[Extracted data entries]
-----

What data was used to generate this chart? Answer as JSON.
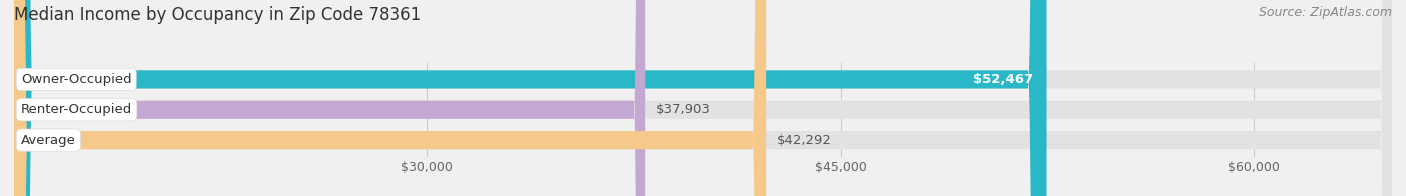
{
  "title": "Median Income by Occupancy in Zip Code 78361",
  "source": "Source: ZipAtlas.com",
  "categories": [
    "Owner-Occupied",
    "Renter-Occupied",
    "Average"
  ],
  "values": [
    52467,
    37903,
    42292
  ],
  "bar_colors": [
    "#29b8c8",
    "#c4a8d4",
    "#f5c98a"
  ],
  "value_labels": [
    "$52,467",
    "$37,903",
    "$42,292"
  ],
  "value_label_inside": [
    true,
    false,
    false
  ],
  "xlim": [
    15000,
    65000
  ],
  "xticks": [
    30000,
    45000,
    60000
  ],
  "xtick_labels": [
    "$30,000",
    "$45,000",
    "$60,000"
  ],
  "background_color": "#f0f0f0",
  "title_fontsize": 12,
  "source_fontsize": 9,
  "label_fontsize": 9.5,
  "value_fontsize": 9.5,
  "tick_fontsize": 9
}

-----

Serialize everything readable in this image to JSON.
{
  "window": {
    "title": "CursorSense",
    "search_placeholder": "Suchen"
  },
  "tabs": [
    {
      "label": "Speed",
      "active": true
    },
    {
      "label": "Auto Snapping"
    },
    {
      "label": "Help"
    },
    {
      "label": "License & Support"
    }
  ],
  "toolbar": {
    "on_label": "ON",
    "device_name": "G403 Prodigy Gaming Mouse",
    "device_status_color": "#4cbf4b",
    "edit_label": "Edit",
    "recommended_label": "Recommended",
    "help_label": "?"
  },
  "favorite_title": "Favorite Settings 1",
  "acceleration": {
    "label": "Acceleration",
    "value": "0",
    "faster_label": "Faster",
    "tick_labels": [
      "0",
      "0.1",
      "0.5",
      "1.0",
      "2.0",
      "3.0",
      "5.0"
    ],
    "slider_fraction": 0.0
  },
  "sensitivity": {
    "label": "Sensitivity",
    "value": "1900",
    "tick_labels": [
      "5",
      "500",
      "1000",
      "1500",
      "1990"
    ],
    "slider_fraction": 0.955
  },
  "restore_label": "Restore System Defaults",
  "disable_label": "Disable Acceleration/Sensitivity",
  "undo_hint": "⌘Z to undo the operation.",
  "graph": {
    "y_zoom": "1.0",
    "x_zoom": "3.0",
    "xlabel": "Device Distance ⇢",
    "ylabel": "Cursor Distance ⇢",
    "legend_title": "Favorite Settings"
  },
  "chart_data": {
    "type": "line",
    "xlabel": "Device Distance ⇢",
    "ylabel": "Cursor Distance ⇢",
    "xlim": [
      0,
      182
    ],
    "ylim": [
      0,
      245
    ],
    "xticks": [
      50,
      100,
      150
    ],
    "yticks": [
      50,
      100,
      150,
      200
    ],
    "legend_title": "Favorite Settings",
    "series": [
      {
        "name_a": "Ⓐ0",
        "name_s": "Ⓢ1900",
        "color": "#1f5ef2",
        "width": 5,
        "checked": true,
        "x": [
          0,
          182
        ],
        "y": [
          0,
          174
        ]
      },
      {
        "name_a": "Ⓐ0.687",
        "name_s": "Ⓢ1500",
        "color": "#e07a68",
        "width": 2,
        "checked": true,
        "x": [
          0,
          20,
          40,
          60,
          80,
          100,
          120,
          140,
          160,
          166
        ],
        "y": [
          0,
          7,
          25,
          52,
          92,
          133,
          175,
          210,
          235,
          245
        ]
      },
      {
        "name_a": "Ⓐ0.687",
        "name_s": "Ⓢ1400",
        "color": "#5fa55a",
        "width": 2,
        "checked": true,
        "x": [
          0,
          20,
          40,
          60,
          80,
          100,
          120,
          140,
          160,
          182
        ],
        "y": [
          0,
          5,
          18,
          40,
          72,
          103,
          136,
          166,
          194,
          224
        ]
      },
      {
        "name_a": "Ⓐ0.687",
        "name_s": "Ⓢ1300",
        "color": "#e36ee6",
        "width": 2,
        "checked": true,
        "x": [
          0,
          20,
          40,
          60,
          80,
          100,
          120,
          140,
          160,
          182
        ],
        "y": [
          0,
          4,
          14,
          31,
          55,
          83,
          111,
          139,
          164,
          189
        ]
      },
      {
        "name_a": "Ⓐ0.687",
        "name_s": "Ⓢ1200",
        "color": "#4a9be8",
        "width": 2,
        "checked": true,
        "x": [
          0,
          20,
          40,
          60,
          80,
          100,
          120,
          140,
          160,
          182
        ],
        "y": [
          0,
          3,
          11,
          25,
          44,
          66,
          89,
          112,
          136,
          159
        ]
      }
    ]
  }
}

-----

[Task to complete]
Find the word "Settings" in the records and pull out each line that has it.

[Result for this exercise]
  "favorite_title": "Favorite Settings 1",
    "legend_title": "Favorite Settings"
    "legend_title": "Favorite Settings",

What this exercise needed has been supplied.